>> START Passage

This small mammal is known to climb trees and is related to both the genet and the meerkat (Genus Herpestes). Perhaps because the hunting fraternity has been more careful and is better trained than it was, both the grey and brown varieties of Egyptian mongooses are beginning to return to this area.
Being catholic in their tastes, they will eat insects, fruit, carrion and small birds as well as their eggs, and being immune to venom will also kill and eat snakes. Known to be carriers of Leptospirosis and also one type of Leishmaniasis, their presence may be a mixed blessing, but it is always a delight to catch sight of one streaking through the bush.
However, another rural wake up call has been silenced forever. Weighing in at six kilograms and getting on in years, the rooster was handsome, proud and loved the ladies overmuch. We ate him last Sunday at the table of our friend next door and now his hens will be able to regrow their tail feathers, peck around in peace and concentrate on laying eggs until his replacement arrives.

>> END Passage
>> START Extracted records

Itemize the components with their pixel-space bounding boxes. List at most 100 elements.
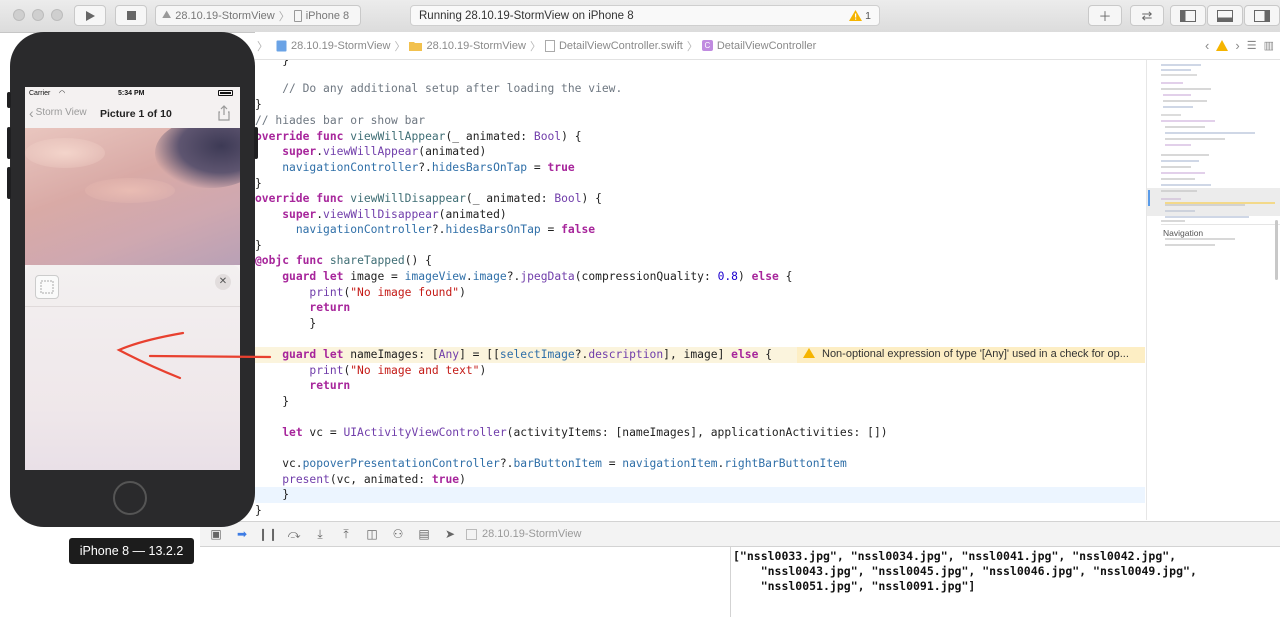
step-over-icon[interactable]: ⤼: [284, 527, 304, 542]
issue-warning-icon[interactable]: [1216, 40, 1229, 51]
code-line: guard let image = imageView.image?.jpegD…: [282, 270, 793, 283]
folder-icon: [409, 42, 423, 51]
crumb-project[interactable]: 28.10.19-StormView: [276, 40, 390, 52]
home-button[interactable]: [113, 481, 147, 515]
code-line: super.viewWillDisappear(animated): [282, 208, 507, 221]
carrier-label: Carrier: [29, 90, 51, 97]
environment-overrides-icon[interactable]: ▤: [414, 527, 434, 541]
crumb-group[interactable]: 28.10.19-StormView: [409, 39, 526, 52]
warning-indicator[interactable]: 1: [849, 10, 871, 22]
toggle-navigator-button[interactable]: [1170, 5, 1206, 26]
back-chevron-icon: ‹: [29, 104, 34, 121]
code-line: vc.popoverPresentationController?.barBut…: [255, 457, 847, 470]
variables-view[interactable]: [200, 547, 731, 617]
related-items-icon[interactable]: ☰: [1247, 39, 1257, 52]
code-line: navigationController?.hidesBarsOnTap = t…: [282, 161, 575, 174]
code-editor[interactable]: } // Do any additional setup after loadi…: [255, 60, 1145, 520]
code-line: print("No image found"): [309, 286, 466, 299]
inline-warning[interactable]: Non-optional expression of type '[Any]' …: [797, 347, 1145, 363]
xcode-toolbar: ⛰ 28.10.19-StormView 〉 iPhone 8 Running …: [0, 0, 1280, 33]
breakpoints-toggle-icon[interactable]: ➡: [232, 527, 252, 541]
code-line-warning: guard let nameImages: [Any] = [[selectIm…: [255, 347, 1145, 363]
app-target-icon: ⛰: [162, 9, 172, 21]
code-line: @objc func shareTapped() {: [255, 254, 432, 267]
share-icon[interactable]: [218, 105, 230, 121]
code-line: }: [255, 177, 262, 190]
simulator-screen[interactable]: Carrier ◠ 5:34 PM ‹ Storm View Picture 1…: [25, 87, 240, 470]
simulator-device-label: iPhone 8 — 13.2.2: [69, 538, 194, 564]
volume-up-button: [7, 127, 11, 159]
close-window-button[interactable]: [13, 9, 25, 21]
left-panel-icon: [1180, 9, 1196, 22]
scheme-target-label: 28.10.19-StormView: [175, 9, 275, 22]
navigation-bar: ‹ Storm View Picture 1 of 10: [25, 101, 240, 129]
library-button[interactable]: ＋: [1088, 5, 1122, 26]
image-placeholder-icon: [40, 280, 54, 294]
crumb-file[interactable]: DetailViewController.swift: [544, 39, 683, 52]
previous-issue-icon[interactable]: ‹: [1205, 38, 1209, 53]
code-line: }: [255, 98, 262, 111]
code-line: // hiades bar or show bar: [255, 114, 426, 127]
code-line: override func viewWillAppear(_ animated:…: [255, 130, 582, 143]
zoom-window-button[interactable]: [51, 9, 63, 21]
scheme-selector[interactable]: ⛰ 28.10.19-StormView 〉 iPhone 8: [155, 5, 361, 26]
code-line: }: [255, 504, 262, 517]
step-into-icon[interactable]: ⤓: [310, 527, 330, 542]
debug-console[interactable]: ["nssl0033.jpg", "nssl0034.jpg", "nssl00…: [200, 547, 1280, 617]
status-text: Running 28.10.19-StormView on iPhone 8: [419, 9, 634, 22]
code-line: super.viewWillAppear(animated): [282, 145, 487, 158]
run-button[interactable]: [74, 5, 106, 26]
toggle-debug-area-button[interactable]: [1207, 5, 1243, 26]
status-bar: Carrier ◠ 5:34 PM: [25, 87, 240, 101]
storm-image: [25, 128, 240, 265]
share-sheet[interactable]: ✕: [25, 265, 240, 470]
code-line: print("No image and text"): [309, 364, 487, 377]
crumb-symbol[interactable]: C DetailViewController: [701, 39, 817, 52]
view-hierarchy-icon[interactable]: ◫: [362, 527, 382, 541]
code-line: present(vc, animated: true): [282, 473, 466, 486]
class-symbol-icon: C: [701, 40, 713, 51]
scheme-device-label: iPhone 8: [305, 9, 350, 22]
code-line: // Do any additional setup after loading…: [255, 82, 623, 95]
console-output: ["nssl0033.jpg", "nssl0034.jpg", "nssl00…: [733, 549, 1197, 593]
step-out-icon[interactable]: ⤒: [336, 527, 356, 542]
simulate-location-icon[interactable]: ➤: [440, 527, 460, 541]
crumb-symbol-label: DetailViewController: [716, 39, 817, 52]
activity-status: Running 28.10.19-StormView on iPhone 8 1: [410, 5, 880, 26]
minimap-marker: [1148, 190, 1150, 206]
code-line: }: [255, 239, 262, 252]
share-preview-thumbnail: [35, 275, 59, 299]
side-button: [254, 127, 258, 159]
minimap-section-label: Navigation: [1163, 228, 1204, 238]
code-line: navigationController?.hidesBarsOnTap = f…: [295, 223, 596, 236]
code-line: }: [255, 395, 290, 408]
minimap-scrollbar[interactable]: [1275, 220, 1278, 280]
editor-split-icon[interactable]: ▥: [1264, 39, 1274, 52]
code-line-current: }: [255, 487, 1145, 503]
stop-button[interactable]: [115, 5, 147, 26]
hide-debug-area-icon[interactable]: ▣: [206, 527, 226, 541]
memory-graph-icon[interactable]: ⚇: [388, 527, 408, 541]
code-review-button[interactable]: ⇄: [1130, 5, 1164, 26]
close-share-sheet-button[interactable]: ✕: [215, 274, 231, 290]
bottom-panel-icon: [1217, 9, 1233, 22]
minimap[interactable]: Navigation: [1146, 60, 1280, 520]
pause-icon[interactable]: ❙❙: [258, 527, 278, 541]
crumb-project-label: 28.10.19-StormView: [291, 39, 391, 52]
code-line: let vc = UIActivityViewController(activi…: [282, 426, 888, 439]
code-line: override func viewWillDisappear(_ animat…: [255, 192, 602, 205]
crumb-group-label: 28.10.19-StormView: [426, 39, 526, 52]
next-issue-icon[interactable]: ›: [1235, 38, 1239, 53]
warning-count: 1: [865, 9, 871, 22]
code-line: }: [255, 60, 290, 67]
volume-down-button: [7, 167, 11, 199]
play-icon: [86, 10, 95, 21]
project-file-icon: [276, 40, 287, 51]
nav-title: Picture 1 of 10: [100, 108, 172, 120]
back-button[interactable]: ‹ Storm View: [29, 104, 87, 121]
swift-file-icon: [544, 39, 555, 52]
toggle-inspector-button[interactable]: [1244, 5, 1280, 26]
minimize-window-button[interactable]: [32, 9, 44, 21]
crumb-file-label: DetailViewController.swift: [558, 39, 683, 52]
jumpbar-back-icon[interactable]: 〉: [257, 38, 268, 54]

>> END Extracted records

**What the exercise asks**: Can you sum up the passage in two sentences?

**Answer for this exercise**: Egyptian mongooses, small tree-climbing mammals related to the genet and the meerkat, are beginning to return to the area, perhaps because hunters are more careful and better trained, and they eat insects, fruit, carrion, small birds and eggs, as well as snakes, since they are immune to venom. A six-kilogram rooster getting on in years was eaten last Sunday, so his hens can now regrow their tail feathers, peck around in peace and concentrate on laying eggs until his replacement arrives.